• [TASK]
Return only the number of lines holding the word "Search".

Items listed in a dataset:
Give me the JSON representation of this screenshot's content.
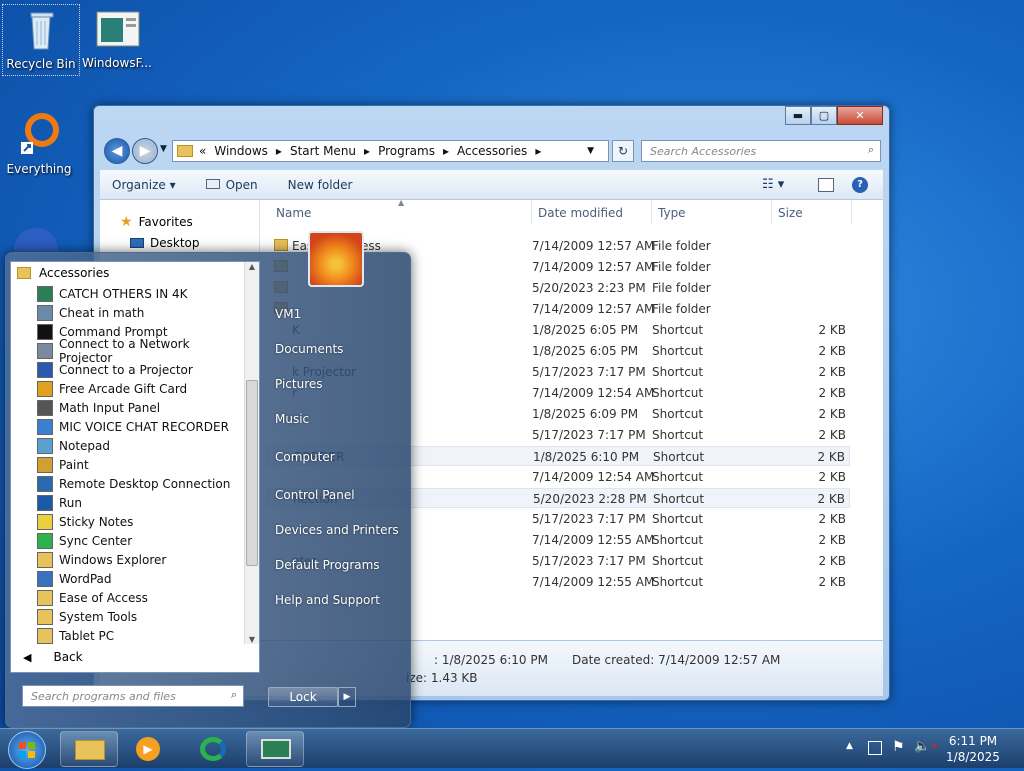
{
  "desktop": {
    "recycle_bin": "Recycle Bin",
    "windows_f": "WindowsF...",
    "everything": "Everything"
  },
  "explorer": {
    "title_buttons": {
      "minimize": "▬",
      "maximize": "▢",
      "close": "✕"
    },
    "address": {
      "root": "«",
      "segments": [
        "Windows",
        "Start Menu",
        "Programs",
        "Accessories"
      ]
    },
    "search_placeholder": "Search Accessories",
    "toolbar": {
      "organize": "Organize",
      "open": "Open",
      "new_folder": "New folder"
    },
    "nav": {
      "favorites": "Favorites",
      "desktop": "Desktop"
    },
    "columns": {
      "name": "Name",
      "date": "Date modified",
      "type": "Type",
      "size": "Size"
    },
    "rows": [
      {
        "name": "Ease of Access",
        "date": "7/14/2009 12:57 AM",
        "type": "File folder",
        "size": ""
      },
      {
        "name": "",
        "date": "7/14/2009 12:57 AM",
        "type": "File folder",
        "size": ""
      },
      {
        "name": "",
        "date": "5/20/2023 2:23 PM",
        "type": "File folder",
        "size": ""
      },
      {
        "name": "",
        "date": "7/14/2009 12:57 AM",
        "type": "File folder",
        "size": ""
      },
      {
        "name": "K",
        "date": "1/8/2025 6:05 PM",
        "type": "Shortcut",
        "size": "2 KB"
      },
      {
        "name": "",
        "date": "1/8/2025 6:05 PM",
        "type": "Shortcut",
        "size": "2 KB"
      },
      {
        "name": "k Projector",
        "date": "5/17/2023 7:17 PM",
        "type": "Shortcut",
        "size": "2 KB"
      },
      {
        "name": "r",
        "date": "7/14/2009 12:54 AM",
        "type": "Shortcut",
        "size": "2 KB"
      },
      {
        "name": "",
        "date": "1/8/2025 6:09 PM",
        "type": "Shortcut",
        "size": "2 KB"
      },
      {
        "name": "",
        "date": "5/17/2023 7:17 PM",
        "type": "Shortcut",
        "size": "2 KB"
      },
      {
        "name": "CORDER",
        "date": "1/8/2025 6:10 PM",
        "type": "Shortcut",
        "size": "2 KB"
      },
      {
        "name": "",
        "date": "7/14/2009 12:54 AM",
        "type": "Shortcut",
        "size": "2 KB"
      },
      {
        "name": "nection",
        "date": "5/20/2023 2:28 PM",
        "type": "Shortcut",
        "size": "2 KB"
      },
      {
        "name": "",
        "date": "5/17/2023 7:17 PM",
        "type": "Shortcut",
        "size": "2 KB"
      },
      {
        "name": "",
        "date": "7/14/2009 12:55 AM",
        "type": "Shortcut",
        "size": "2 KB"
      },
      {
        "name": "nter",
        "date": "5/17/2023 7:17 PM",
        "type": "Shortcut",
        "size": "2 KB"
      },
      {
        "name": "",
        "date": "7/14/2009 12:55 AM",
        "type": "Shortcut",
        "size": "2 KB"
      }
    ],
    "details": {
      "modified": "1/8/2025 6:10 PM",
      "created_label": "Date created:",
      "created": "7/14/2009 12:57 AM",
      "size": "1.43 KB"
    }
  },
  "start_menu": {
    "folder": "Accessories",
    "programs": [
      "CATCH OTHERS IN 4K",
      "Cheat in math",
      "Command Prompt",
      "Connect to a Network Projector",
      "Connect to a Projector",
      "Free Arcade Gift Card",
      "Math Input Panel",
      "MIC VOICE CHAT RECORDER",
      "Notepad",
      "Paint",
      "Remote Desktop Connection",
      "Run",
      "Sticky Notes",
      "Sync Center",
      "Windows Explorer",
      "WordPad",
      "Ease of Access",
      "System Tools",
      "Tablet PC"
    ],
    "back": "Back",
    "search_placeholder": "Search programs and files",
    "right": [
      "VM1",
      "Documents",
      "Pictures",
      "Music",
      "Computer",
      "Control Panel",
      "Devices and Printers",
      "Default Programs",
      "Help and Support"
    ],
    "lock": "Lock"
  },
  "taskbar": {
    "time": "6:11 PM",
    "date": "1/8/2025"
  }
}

• [RESULT OF THIS EXERCISE]
2